### Challenge
Give back the entire listing verbatim.
-- start of Material provided --
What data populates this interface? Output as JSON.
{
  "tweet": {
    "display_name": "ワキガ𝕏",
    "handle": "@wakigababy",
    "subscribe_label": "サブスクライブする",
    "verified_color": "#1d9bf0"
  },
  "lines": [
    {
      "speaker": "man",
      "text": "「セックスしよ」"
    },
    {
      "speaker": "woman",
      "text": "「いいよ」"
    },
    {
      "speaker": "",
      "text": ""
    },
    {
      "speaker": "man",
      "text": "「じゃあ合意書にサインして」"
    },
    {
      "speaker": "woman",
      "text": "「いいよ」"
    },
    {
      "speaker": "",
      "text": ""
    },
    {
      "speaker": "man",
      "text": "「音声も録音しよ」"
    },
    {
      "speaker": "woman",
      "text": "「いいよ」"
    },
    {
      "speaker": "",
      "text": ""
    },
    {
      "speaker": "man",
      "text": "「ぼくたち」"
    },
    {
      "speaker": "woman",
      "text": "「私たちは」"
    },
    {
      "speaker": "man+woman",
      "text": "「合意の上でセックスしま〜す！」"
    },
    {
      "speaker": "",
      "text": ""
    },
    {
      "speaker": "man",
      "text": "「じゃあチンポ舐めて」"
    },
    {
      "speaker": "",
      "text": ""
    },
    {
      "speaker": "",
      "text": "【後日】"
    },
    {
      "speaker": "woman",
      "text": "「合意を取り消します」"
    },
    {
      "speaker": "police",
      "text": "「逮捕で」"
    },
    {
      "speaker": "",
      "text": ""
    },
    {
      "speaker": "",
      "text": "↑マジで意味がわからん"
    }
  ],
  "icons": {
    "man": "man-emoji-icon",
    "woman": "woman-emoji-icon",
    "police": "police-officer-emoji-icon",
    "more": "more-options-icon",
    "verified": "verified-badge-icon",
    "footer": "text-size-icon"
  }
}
-- end of Material provided --
### Solution below
What data populates this interface? Output as JSON.
{
  "tweet": {
    "display_name": "ワキガ𝕏",
    "handle": "@wakigababy",
    "subscribe_label": "サブスクライブする",
    "verified_color": "#1d9bf0"
  },
  "lines": [
    {
      "speaker": "man",
      "text": "「セックスしよ」"
    },
    {
      "speaker": "woman",
      "text": "「いいよ」"
    },
    {
      "speaker": "",
      "text": ""
    },
    {
      "speaker": "man",
      "text": "「じゃあ合意書にサインして」"
    },
    {
      "speaker": "woman",
      "text": "「いいよ」"
    },
    {
      "speaker": "",
      "text": ""
    },
    {
      "speaker": "man",
      "text": "「音声も録音しよ」"
    },
    {
      "speaker": "woman",
      "text": "「いいよ」"
    },
    {
      "speaker": "",
      "text": ""
    },
    {
      "speaker": "man",
      "text": "「ぼくたち」"
    },
    {
      "speaker": "woman",
      "text": "「私たちは」"
    },
    {
      "speaker": "man+woman",
      "text": "「合意の上でセックスしま〜す！」"
    },
    {
      "speaker": "",
      "text": ""
    },
    {
      "speaker": "man",
      "text": "「じゃあチンポ舐めて」"
    },
    {
      "speaker": "",
      "text": ""
    },
    {
      "speaker": "",
      "text": "【後日】"
    },
    {
      "speaker": "woman",
      "text": "「合意を取り消します」"
    },
    {
      "speaker": "police",
      "text": "「逮捕で」"
    },
    {
      "speaker": "",
      "text": ""
    },
    {
      "speaker": "",
      "text": "↑マジで意味がわからん"
    }
  ],
  "icons": {
    "man": "man-emoji-icon",
    "woman": "woman-emoji-icon",
    "police": "police-officer-emoji-icon",
    "more": "more-options-icon",
    "verified": "verified-badge-icon",
    "footer": "text-size-icon"
  }
}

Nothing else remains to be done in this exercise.